━━━━━ Supplied records ━━━━━
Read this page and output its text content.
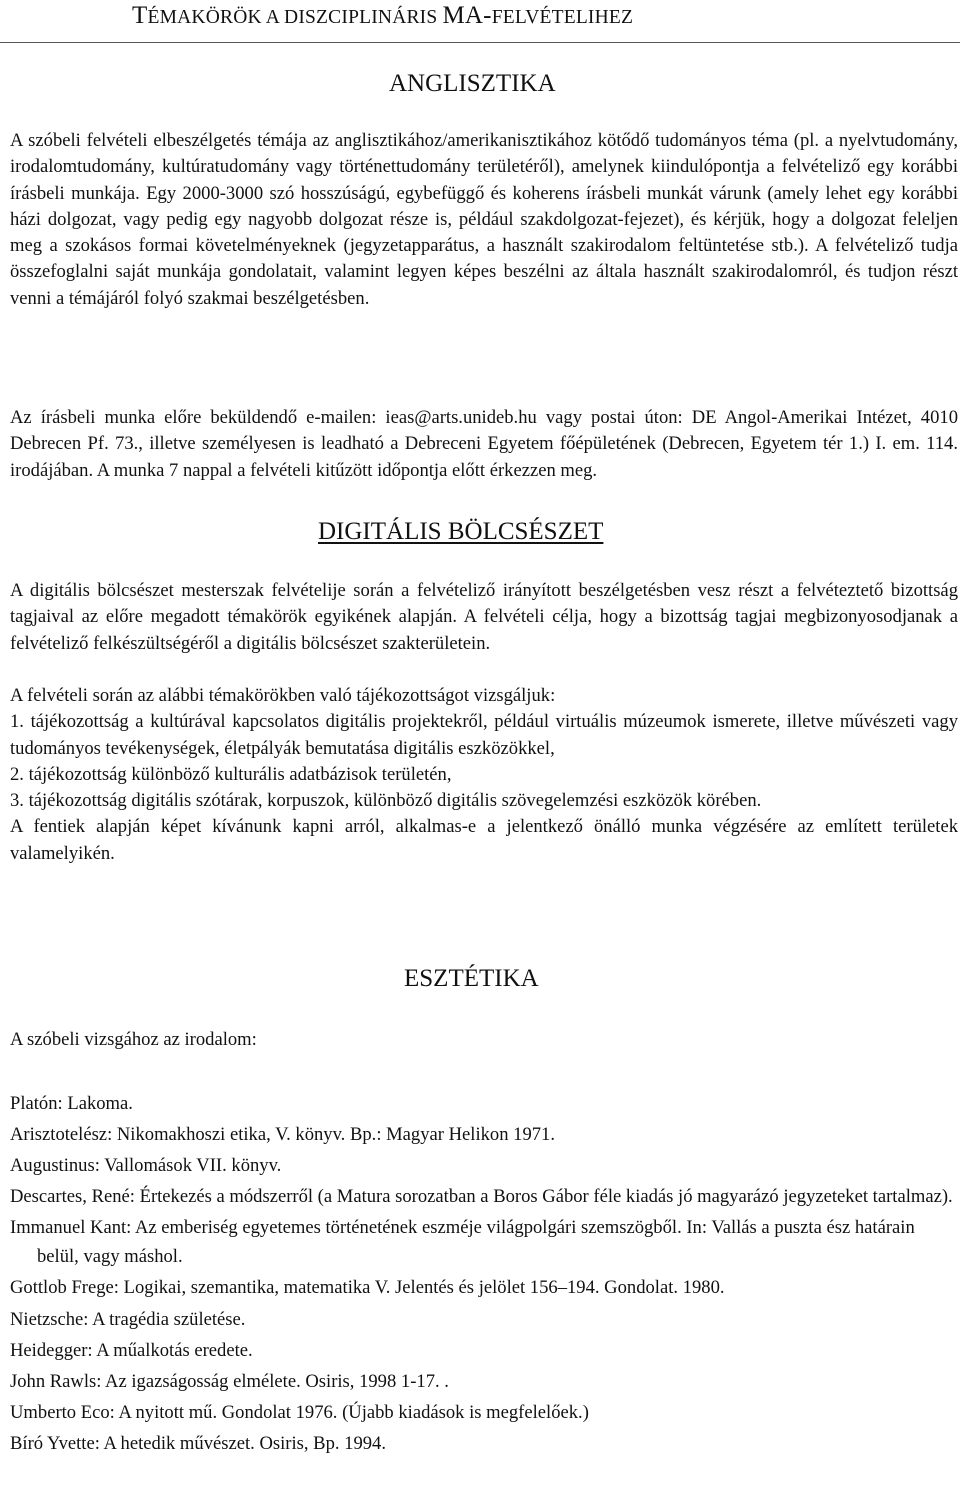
TÉMAKÖRÖK A DISZCIPLINÁRIS MA-FELVÉTELIHEZ
ANGLISZTIKA

A szóbeli felvételi elbeszélgetés témája az anglisztikához/amerikanisztikához kötődő tudományos téma (pl. a nyelvtudomány, irodalomtudomány, kultúratudomány vagy történettudomány területéről), amelynek kiindulópontja a felvételiző egy korábbi írásbeli munkája. Egy 2000-3000 szó hosszúságú, egybefüggő és koherens írásbeli munkát várunk (amely lehet egy korábbi házi dolgozat, vagy pedig egy nagyobb dolgozat része is, például szakdolgozat-fejezet), és kérjük, hogy a dolgozat feleljen meg a szokásos formai követelményeknek (jegyzetapparátus, a használt szakirodalom feltüntetése stb.). A felvételiző tudja összefoglalni saját munkája gondolatait, valamint legyen képes beszélni az általa használt szakirodalomról, és tudjon részt venni a témájáról folyó szakmai beszélgetésben.

Az írásbeli munka előre beküldendő e-mailen: ieas@arts.unideb.hu vagy postai úton: DE Angol-Amerikai Intézet, 4010 Debrecen Pf. 73., illetve személyesen is leadható a Debreceni Egyetem főépületének (Debrecen, Egyetem tér 1.) I. em. 114. irodájában. A munka 7 nappal a felvételi kitűzött időpontja előtt érkezzen meg.

DIGITÁLIS BÖLCSÉSZET

A digitális bölcsészet mesterszak felvételije során a felvételiző irányított beszélgetésben vesz részt a felvéteztető bizottság tagjaival az előre megadott témakörök egyikének alapján. A felvételi célja, hogy a bizottság tagjai megbizonyosodjanak a felvételiző felkészültségéről a digitális bölcsészet szakterületein.

A felvételi során az alábbi témakörökben való tájékozottságot vizsgáljuk:

1. tájékozottság a kultúrával kapcsolatos digitális projektekről, például virtuális múzeumok ismerete, illetve művészeti vagy tudományos tevékenységek, életpályák bemutatása digitális eszközökkel,

2. tájékozottság különböző kulturális adatbázisok területén,

3. tájékozottság digitális szótárak, korpuszok, különböző digitális szövegelemzési eszközök körében.

A fentiek alapján képet kívánunk kapni arról, alkalmas-e a jelentkező önálló munka végzésére az említett területek valamelyikén.

ESZTÉTIKA

A szóbeli vizsgához az irodalom:

Platón: Lakoma.
Arisztotelész: Nikomakhoszi etika, V. könyv. Bp.: Magyar Helikon 1971.
Augustinus: Vallomások VII. könyv.
Descartes, René: Értekezés a módszerről (a Matura sorozatban a Boros Gábor féle kiadás jó magyarázó jegyzeteket tartalmaz).
Immanuel Kant: Az emberiség egyetemes történetének eszméje világpolgári szemszögből. In: Vallás a puszta ész határain belül, vagy máshol.
Gottlob Frege: Logikai, szemantika, matematika V. Jelentés és jelölet 156–194. Gondolat. 1980.
Nietzsche: A tragédia születése.
Heidegger: A műalkotás eredete.
John Rawls: Az igazságosság elmélete. Osiris, 1998 1-17. .
Umberto Eco: A nyitott mű. Gondolat 1976. (Újabb kiadások is megfelelőek.)
Bíró Yvette: A hetedik művészet. Osiris, Bp. 1994.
━━━━━
▶ _Exercise prompt_: Write out the listing above again, exactly, but with no pictures in the copy.

▶ _Solution_:
Read this page and output its text content.
TÉMAKÖRÖK A DISZCIPLINÁRIS MA-FELVÉTELIHEZ
ANGLISZTIKA

A szóbeli felvételi elbeszélgetés témája az anglisztikához/amerikanisztikához kötődő tudományos téma (pl. a nyelvtudomány, irodalomtudomány, kultúratudomány vagy történettudomány területéről), amelynek kiindulópontja a felvételiző egy korábbi írásbeli munkája. Egy 2000-3000 szó hosszúságú, egybefüggő és koherens írásbeli munkát várunk (amely lehet egy korábbi házi dolgozat, vagy pedig egy nagyobb dolgozat része is, például szakdolgozat-fejezet), és kérjük, hogy a dolgozat feleljen meg a szokásos formai követelményeknek (jegyzetapparátus, a használt szakirodalom feltüntetése stb.). A felvételiző tudja összefoglalni saját munkája gondolatait, valamint legyen képes beszélni az általa használt szakirodalomról, és tudjon részt venni a témájáról folyó szakmai beszélgetésben.

Az írásbeli munka előre beküldendő e-mailen: ieas@arts.unideb.hu vagy postai úton: DE Angol-Amerikai Intézet, 4010 Debrecen Pf. 73., illetve személyesen is leadható a Debreceni Egyetem főépületének (Debrecen, Egyetem tér 1.) I. em. 114. irodájában. A munka 7 nappal a felvételi kitűzött időpontja előtt érkezzen meg.

DIGITÁLIS BÖLCSÉSZET

A digitális bölcsészet mesterszak felvételije során a felvételiző irányított beszélgetésben vesz részt a felvéteztető bizottság tagjaival az előre megadott témakörök egyikének alapján. A felvételi célja, hogy a bizottság tagjai megbizonyosodjanak a felvételiző felkészültségéről a digitális bölcsészet szakterületein.

A felvételi során az alábbi témakörökben való tájékozottságot vizsgáljuk:

1. tájékozottság a kultúrával kapcsolatos digitális projektekről, például virtuális múzeumok ismerete, illetve művészeti vagy tudományos tevékenységek, életpályák bemutatása digitális eszközökkel,

2. tájékozottság különböző kulturális adatbázisok területén,

3. tájékozottság digitális szótárak, korpuszok, különböző digitális szövegelemzési eszközök körében.

A fentiek alapján képet kívánunk kapni arról, alkalmas-e a jelentkező önálló munka végzésére az említett területek valamelyikén.

ESZTÉTIKA

A szóbeli vizsgához az irodalom:

Platón: Lakoma.
Arisztotelész: Nikomakhoszi etika, V. könyv. Bp.: Magyar Helikon 1971.
Augustinus: Vallomások VII. könyv.
Descartes, René: Értekezés a módszerről (a Matura sorozatban a Boros Gábor féle kiadás jó magyarázó jegyzeteket tartalmaz).
Immanuel Kant: Az emberiség egyetemes történetének eszméje világpolgári szemszögből. In: Vallás a puszta ész határain belül, vagy máshol.
Gottlob Frege: Logikai, szemantika, matematika V. Jelentés és jelölet 156–194. Gondolat. 1980.
Nietzsche: A tragédia születése.
Heidegger: A műalkotás eredete.
John Rawls: Az igazságosság elmélete. Osiris, 1998 1-17. .
Umberto Eco: A nyitott mű. Gondolat 1976. (Újabb kiadások is megfelelőek.)
Bíró Yvette: A hetedik művészet. Osiris, Bp. 1994.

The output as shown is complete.